Records excerpted from a collection

____

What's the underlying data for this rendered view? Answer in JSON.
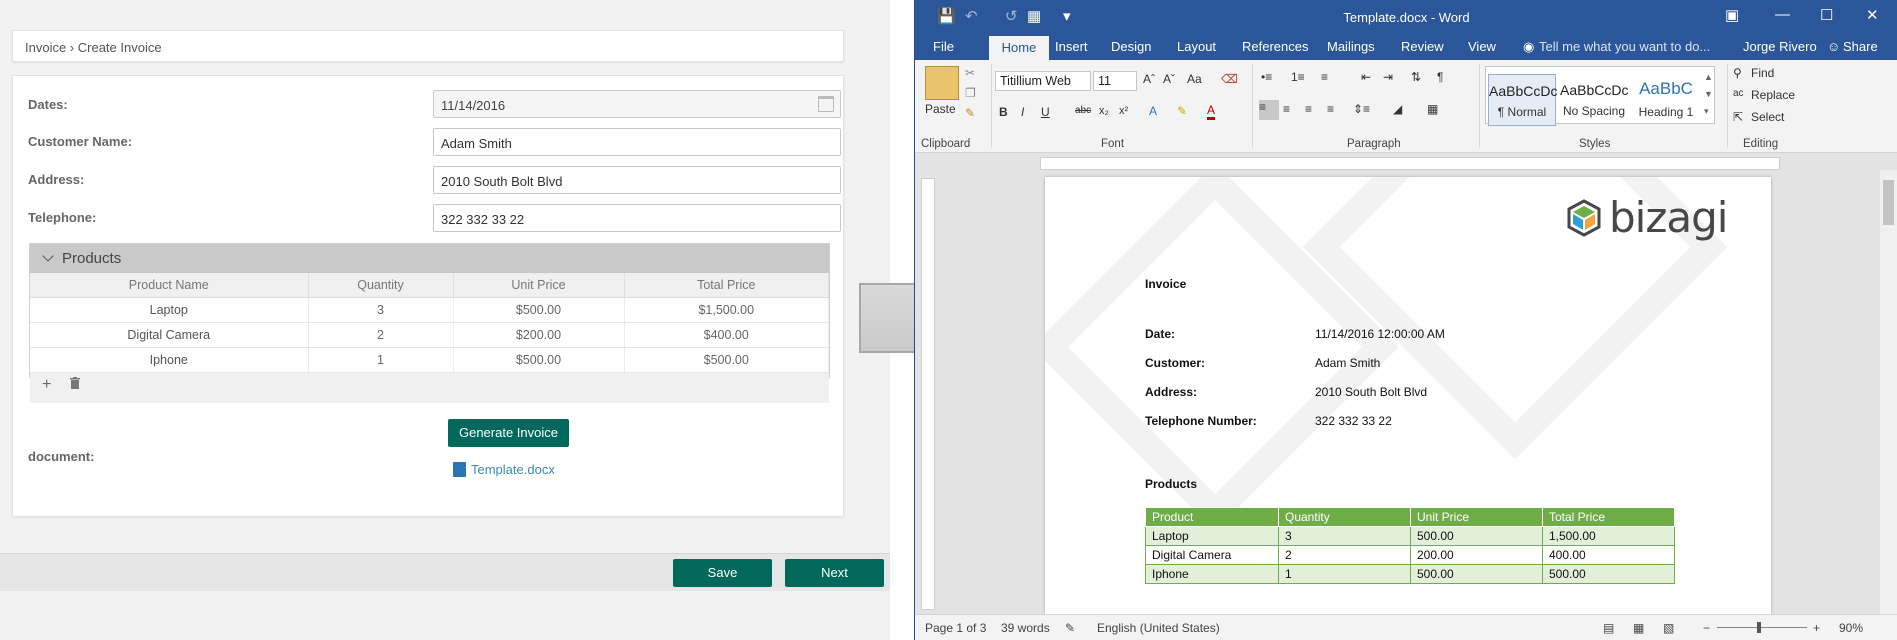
{
  "form": {
    "breadcrumb": "Invoice › Create Invoice",
    "fields": [
      {
        "label": "Dates:",
        "value": "11/14/2016"
      },
      {
        "label": "Customer Name:",
        "value": "Adam Smith"
      },
      {
        "label": "Address:",
        "value": "2010 South Bolt Blvd"
      },
      {
        "label": "Telephone:",
        "value": "322 332 33 22"
      }
    ],
    "products_title": "Products",
    "columns": [
      "Product Name",
      "Quantity",
      "Unit Price",
      "Total Price"
    ],
    "rows": [
      [
        "Laptop",
        "3",
        "$500.00",
        "$1,500.00"
      ],
      [
        "Digital Camera",
        "2",
        "$200.00",
        "$400.00"
      ],
      [
        "Iphone",
        "1",
        "$500.00",
        "$500.00"
      ]
    ],
    "add_icon": "+",
    "delete_icon": "trash-icon",
    "generate_label": "Generate Invoice",
    "document_label": "document:",
    "document_file": "Template.docx",
    "save_label": "Save",
    "next_label": "Next"
  },
  "word": {
    "title": "Template.docx - Word",
    "tabs": [
      "File",
      "Home",
      "Insert",
      "Design",
      "Layout",
      "References",
      "Mailings",
      "Review",
      "View"
    ],
    "tell_me": "Tell me what you want to do...",
    "user": "Jorge Rivero",
    "share": "Share",
    "font_name": "Titillium Web",
    "font_size": "11",
    "paste_label": "Paste",
    "groups": [
      "Clipboard",
      "Font",
      "Paragraph",
      "Styles",
      "Editing"
    ],
    "styles": [
      {
        "preview": "AaBbCcDc",
        "name": "¶ Normal"
      },
      {
        "preview": "AaBbCcDc",
        "name": "No Spacing"
      },
      {
        "preview": "AaBbC",
        "name": "Heading 1"
      }
    ],
    "editing": [
      "Find",
      "Replace",
      "Select"
    ],
    "status": {
      "page": "Page 1 of 3",
      "words": "39 words",
      "language": "English (United States)",
      "zoom": "90%"
    },
    "doc": {
      "logo_text": "bizagi",
      "heading": "Invoice",
      "lines": [
        {
          "label": "Date:",
          "value": "11/14/2016 12:00:00 AM"
        },
        {
          "label": "Customer:",
          "value": "Adam Smith"
        },
        {
          "label": "Address:",
          "value": "2010 South Bolt Blvd"
        },
        {
          "label": "Telephone Number:",
          "value": "322 332 33 22"
        }
      ],
      "products_heading": "Products",
      "columns": [
        "Product",
        "Quantity",
        "Unit Price",
        "Total Price"
      ],
      "rows": [
        [
          "Laptop",
          "3",
          "500.00",
          "1,500.00"
        ],
        [
          "Digital Camera",
          "2",
          "200.00",
          "400.00"
        ],
        [
          "Iphone",
          "1",
          "500.00",
          "500.00"
        ]
      ]
    }
  },
  "colors": {
    "primary_green": "#00695c",
    "word_blue": "#2b579a",
    "table_green": "#6fad47"
  }
}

____

Check each line of the records for the word "Template" and extract those that contain it.

    "document_file": "Template.docx",
    "title": "Template.docx - Word",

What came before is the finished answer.